--- Records from a data source ---
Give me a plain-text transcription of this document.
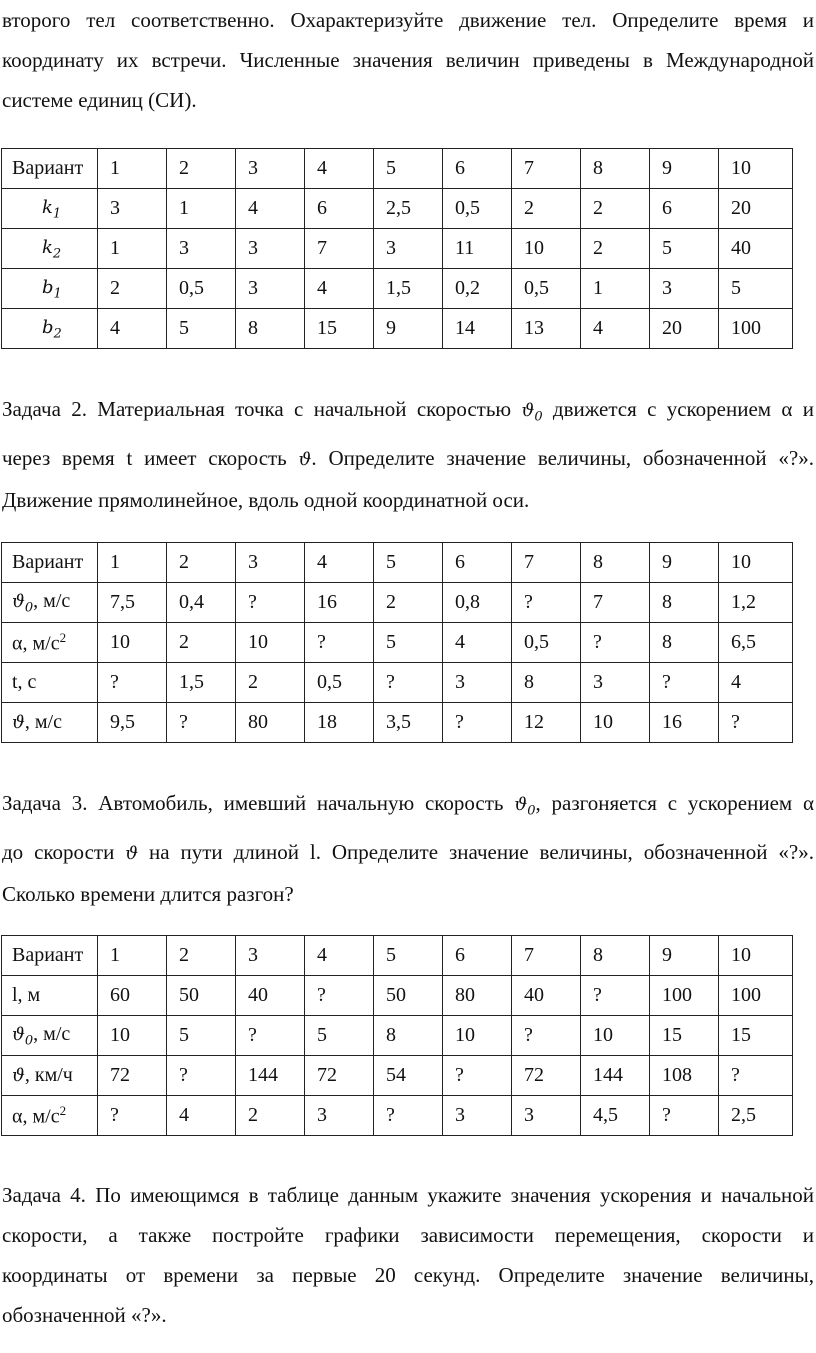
второго тел соответственно. Охарактеризуйте движение тел. Определите время и
координату их встречи. Численные значения величин приведены в Международной
системе единиц (СИ).
Вариант	1	2	3	4	5	6	7	8	9	10
$k_1$	3	1	4	6	2,5	0,5	2	2	6	20
$k_2$	1	3	3	7	3	11	10	2	5	40
$b_1$	2	0,5	3	4	1,5	0,2	0,5	1	3	5
$b_2$	4	5	8	15	9	14	13	4	20	100
Задача 2. Материальная точка с начальной скоростью $ϑ_0$ движется с ускорением α и
через время t имеет скорость ϑ. Определите значение величины, обозначенной «?».
Движение прямолинейное, вдоль одной координатной оси.
Вариант	1	2	3	4	5	6	7	8	9	10
$ϑ_0$, м/с	7,5	0,4	?	16	2	0,8	?	7	8	1,2
α, $м/с^2$	10	2	10	?	5	4	0,5	?	8	6,5
t, с	?	1,5	2	0,5	?	3	8	3	?	4
ϑ, м/с	9,5	?	80	18	3,5	?	12	10	16	?
Задача 3. Автомобиль, имевший начальную скорость $ϑ_0$, разгоняется с ускорением α
до скорости ϑ на пути длиной l. Определите значение величины, обозначенной «?».
Сколько времени длится разгон?
Вариант	1	2	3	4	5	6	7	8	9	10
l, м	60	50	40	?	50	80	40	?	100	100
$ϑ_0$, м/с	10	5	?	5	8	10	?	10	15	15
ϑ, км/ч	72	?	144	72	54	?	72	144	108	?
α, $м/с^2$	?	4	2	3	?	3	3	4,5	?	2,5
Задача 4. По имеющимся в таблице данным укажите значения ускорения и начальной
скорости, а также постройте графики зависимости перемещения, скорости и
координаты от времени за первые 20 секунд. Определите значение величины,
обозначенной «?».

--- WHAT YOU ARE ASKED TO DO ---
Go through the entries above and pull out each line with "значение" in it.

--- OUTPUT FOR THIS TASK ---
через время t имеет скорость ϑ. Определите значение величины, обозначенной «?».
до скорости ϑ на пути длиной l. Определите значение величины, обозначенной «?».
координаты от времени за первые 20 секунд. Определите значение величины,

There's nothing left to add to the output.